■ **Listing**
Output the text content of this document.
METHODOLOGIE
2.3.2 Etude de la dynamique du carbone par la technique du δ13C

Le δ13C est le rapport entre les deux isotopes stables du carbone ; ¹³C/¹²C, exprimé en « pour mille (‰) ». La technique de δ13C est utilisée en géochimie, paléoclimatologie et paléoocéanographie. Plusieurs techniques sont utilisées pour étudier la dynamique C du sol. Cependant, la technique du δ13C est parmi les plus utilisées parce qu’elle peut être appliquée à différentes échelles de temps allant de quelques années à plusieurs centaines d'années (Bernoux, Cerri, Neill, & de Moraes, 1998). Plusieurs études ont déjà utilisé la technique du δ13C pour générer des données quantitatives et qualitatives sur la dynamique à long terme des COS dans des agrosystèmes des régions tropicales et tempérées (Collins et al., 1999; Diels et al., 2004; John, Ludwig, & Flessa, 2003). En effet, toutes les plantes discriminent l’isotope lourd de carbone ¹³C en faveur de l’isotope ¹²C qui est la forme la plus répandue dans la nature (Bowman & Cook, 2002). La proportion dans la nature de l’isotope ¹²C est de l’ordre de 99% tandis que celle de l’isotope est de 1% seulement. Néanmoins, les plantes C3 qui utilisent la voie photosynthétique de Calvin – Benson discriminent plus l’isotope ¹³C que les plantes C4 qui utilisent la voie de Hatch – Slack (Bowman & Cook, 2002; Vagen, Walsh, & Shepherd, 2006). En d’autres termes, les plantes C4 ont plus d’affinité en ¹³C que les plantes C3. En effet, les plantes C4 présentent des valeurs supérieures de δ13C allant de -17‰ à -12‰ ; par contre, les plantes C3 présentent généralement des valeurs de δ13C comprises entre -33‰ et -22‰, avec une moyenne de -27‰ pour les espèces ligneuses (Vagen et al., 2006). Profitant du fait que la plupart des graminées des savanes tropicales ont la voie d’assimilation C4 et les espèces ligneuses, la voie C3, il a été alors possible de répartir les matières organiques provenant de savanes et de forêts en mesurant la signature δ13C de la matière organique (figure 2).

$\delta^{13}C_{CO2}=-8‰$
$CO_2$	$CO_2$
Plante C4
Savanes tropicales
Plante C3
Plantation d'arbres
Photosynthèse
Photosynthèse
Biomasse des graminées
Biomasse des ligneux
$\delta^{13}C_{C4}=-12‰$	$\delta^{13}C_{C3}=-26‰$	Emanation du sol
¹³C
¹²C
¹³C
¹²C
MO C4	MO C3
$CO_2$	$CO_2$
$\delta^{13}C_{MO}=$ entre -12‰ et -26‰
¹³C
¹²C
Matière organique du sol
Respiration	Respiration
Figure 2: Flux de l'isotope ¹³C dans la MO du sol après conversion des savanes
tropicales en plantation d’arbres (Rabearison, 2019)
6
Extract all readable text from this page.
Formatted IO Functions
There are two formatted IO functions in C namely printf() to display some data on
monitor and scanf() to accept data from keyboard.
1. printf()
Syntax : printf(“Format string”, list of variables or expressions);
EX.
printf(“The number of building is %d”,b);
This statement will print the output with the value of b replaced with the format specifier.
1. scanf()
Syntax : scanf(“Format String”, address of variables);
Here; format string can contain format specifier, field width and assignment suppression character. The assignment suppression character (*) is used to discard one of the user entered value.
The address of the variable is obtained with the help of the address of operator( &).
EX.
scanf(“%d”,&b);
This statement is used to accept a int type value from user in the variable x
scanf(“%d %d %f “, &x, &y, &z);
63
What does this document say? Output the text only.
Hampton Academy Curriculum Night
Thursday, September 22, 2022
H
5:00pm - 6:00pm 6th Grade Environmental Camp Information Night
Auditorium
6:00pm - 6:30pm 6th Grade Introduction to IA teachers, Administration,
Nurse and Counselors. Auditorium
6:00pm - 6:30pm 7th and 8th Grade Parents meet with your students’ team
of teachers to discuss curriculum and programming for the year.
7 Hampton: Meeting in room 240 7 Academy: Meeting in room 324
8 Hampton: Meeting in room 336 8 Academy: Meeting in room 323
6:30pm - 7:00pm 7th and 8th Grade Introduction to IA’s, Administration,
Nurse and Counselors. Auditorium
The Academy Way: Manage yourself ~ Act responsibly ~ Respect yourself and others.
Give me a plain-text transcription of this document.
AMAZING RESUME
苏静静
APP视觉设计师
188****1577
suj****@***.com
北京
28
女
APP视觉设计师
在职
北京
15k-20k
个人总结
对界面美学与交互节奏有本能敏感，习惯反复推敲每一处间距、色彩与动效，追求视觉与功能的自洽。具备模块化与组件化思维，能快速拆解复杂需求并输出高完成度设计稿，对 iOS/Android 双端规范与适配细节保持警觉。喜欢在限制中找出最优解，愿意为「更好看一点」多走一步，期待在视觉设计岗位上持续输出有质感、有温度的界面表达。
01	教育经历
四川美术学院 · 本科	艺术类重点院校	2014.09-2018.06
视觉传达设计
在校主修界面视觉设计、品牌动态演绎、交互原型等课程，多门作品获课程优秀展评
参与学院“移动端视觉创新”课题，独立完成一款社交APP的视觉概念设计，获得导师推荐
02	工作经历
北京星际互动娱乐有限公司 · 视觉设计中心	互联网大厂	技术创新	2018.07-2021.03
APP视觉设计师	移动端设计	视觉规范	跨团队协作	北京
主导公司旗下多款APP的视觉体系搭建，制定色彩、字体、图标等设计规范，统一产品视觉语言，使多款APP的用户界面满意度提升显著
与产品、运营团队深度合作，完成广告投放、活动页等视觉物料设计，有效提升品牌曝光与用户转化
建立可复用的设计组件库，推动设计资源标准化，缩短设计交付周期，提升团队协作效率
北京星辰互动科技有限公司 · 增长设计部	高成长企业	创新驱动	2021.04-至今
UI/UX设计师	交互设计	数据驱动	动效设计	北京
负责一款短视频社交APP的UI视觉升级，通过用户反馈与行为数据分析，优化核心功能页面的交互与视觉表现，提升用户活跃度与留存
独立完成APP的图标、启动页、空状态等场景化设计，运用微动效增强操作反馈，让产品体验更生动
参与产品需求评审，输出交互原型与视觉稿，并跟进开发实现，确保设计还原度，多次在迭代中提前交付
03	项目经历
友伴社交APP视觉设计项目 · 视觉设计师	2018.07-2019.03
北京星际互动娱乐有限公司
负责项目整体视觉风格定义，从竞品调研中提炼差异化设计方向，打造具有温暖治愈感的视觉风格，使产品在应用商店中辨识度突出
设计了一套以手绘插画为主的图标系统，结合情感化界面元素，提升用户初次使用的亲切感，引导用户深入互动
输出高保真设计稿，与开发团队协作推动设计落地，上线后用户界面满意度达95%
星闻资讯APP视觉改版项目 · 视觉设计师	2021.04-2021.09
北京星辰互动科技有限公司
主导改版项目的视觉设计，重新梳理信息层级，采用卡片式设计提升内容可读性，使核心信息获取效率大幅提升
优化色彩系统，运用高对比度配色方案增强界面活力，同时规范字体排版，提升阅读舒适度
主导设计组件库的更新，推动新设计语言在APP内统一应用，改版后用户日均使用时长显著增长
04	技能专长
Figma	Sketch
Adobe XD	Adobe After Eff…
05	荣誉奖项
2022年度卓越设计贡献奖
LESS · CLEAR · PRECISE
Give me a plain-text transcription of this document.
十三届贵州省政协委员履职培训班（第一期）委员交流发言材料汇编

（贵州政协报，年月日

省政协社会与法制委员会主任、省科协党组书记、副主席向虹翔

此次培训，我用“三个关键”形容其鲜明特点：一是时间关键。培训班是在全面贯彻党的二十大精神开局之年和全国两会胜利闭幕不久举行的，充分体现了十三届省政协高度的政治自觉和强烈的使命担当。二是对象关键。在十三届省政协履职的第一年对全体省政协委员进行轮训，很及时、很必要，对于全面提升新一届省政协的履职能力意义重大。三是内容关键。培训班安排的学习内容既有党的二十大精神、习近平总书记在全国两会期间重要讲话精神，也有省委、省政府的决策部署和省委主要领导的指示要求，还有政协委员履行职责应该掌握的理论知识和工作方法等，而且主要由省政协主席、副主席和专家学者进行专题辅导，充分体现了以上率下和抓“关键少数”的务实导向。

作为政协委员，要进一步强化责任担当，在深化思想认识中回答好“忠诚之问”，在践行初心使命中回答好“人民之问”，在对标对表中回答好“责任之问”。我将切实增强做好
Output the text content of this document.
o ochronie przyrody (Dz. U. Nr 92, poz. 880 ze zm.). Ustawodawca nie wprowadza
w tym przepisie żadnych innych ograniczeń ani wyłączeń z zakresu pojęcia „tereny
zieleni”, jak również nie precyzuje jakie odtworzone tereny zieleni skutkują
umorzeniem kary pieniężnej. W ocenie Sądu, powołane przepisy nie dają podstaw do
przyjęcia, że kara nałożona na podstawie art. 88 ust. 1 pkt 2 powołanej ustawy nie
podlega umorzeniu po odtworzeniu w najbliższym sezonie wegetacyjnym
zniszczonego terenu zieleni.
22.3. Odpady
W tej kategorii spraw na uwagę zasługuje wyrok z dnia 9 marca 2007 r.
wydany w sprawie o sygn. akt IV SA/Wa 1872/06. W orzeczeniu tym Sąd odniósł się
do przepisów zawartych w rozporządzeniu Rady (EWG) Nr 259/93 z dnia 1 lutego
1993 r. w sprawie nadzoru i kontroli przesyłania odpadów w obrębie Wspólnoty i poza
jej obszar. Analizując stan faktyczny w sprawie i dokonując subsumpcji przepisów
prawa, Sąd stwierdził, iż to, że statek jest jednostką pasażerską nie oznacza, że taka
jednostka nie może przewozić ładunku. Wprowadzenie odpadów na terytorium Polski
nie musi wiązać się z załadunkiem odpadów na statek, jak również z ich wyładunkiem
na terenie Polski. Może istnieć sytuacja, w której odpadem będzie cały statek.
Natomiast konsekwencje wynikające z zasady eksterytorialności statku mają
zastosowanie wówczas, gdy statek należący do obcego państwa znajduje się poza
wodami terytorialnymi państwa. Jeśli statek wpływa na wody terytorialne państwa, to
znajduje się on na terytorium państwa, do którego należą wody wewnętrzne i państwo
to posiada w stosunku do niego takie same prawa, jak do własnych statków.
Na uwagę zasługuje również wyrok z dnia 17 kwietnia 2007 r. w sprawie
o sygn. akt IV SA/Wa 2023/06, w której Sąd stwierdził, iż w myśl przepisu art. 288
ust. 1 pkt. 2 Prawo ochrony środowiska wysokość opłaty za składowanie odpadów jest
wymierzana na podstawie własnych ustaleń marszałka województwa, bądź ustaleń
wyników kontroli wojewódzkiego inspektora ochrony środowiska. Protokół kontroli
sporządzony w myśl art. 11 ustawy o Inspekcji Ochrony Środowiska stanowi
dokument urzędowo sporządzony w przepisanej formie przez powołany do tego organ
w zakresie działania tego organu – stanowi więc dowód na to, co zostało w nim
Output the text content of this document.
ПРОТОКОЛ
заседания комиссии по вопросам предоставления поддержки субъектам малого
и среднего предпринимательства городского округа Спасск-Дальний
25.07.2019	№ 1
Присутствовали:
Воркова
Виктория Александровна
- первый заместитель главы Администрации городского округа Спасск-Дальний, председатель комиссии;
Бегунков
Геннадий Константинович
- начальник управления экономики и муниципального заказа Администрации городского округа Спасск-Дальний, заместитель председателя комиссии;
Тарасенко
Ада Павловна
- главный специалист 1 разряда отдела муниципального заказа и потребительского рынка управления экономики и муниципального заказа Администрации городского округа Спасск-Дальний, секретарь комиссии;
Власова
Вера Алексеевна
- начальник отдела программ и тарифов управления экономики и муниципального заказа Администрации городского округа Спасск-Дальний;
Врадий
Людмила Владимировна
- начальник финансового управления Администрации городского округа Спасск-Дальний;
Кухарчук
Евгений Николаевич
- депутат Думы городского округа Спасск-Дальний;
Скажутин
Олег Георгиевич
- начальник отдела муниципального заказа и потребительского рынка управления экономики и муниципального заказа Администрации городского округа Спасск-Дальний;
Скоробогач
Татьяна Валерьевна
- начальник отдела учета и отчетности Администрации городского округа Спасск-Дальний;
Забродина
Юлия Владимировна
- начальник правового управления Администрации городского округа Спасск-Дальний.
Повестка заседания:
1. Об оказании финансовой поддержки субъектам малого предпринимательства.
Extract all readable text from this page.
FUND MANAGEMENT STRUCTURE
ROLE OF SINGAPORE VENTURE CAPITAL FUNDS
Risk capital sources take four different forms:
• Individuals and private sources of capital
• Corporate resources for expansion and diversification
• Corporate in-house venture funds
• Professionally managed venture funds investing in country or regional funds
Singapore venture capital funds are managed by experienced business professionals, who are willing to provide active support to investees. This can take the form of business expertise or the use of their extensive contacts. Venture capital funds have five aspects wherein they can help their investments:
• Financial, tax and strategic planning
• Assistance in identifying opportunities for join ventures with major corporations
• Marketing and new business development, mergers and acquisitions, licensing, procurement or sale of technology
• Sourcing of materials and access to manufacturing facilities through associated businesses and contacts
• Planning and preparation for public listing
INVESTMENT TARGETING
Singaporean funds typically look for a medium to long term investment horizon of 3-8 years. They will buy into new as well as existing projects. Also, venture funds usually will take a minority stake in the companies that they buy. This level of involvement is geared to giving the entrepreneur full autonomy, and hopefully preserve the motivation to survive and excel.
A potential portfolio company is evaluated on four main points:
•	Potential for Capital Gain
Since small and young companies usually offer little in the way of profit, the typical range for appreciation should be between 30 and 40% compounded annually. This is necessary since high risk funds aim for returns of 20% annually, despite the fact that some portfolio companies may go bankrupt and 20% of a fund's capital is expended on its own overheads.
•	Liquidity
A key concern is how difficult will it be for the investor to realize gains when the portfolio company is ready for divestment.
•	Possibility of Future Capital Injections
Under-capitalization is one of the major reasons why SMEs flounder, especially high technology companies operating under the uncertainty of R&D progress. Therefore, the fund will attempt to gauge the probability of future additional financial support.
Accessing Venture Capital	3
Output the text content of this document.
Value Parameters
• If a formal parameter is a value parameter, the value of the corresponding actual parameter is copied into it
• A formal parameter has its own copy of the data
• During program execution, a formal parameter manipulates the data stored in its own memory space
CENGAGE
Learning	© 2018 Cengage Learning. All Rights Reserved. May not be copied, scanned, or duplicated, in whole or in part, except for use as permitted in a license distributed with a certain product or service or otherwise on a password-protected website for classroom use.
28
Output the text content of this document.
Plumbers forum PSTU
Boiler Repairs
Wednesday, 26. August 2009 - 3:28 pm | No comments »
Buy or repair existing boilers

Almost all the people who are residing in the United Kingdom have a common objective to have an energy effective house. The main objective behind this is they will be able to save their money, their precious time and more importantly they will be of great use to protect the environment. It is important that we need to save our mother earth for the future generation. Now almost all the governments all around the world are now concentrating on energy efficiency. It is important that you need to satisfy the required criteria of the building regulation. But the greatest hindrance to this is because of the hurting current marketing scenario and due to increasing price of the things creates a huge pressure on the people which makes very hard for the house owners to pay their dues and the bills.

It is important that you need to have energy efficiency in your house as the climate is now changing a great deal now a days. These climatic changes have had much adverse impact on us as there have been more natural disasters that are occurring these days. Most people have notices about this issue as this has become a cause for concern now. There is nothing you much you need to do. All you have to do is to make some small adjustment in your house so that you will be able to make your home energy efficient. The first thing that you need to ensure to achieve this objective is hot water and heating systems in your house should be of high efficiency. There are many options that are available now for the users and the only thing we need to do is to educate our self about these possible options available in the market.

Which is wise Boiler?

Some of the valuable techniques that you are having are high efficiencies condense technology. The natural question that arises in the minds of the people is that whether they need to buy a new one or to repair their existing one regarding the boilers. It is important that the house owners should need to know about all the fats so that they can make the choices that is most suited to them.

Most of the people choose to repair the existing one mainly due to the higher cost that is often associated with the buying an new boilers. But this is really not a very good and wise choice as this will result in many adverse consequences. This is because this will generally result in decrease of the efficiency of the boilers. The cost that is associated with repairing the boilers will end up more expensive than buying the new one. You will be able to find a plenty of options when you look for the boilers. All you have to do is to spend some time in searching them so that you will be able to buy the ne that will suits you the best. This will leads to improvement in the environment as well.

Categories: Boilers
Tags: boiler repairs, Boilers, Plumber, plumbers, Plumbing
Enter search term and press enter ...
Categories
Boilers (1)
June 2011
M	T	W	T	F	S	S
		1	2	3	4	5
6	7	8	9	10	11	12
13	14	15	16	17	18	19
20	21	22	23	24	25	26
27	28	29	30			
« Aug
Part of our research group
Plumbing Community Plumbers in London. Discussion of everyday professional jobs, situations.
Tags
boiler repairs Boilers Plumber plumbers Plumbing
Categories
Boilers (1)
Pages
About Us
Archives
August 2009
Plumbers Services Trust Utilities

■ **Task**
Look through the entries above; copy each line where the string "data" appears.

■ **Answer to the problem**
There are two formatted IO functions in C namely printf() to display some data on
monitor and scanf() to accept data from keyboard.
• A formal parameter has its own copy of the data
• During program execution, a formal parameter manipulates the data stored in its own memory space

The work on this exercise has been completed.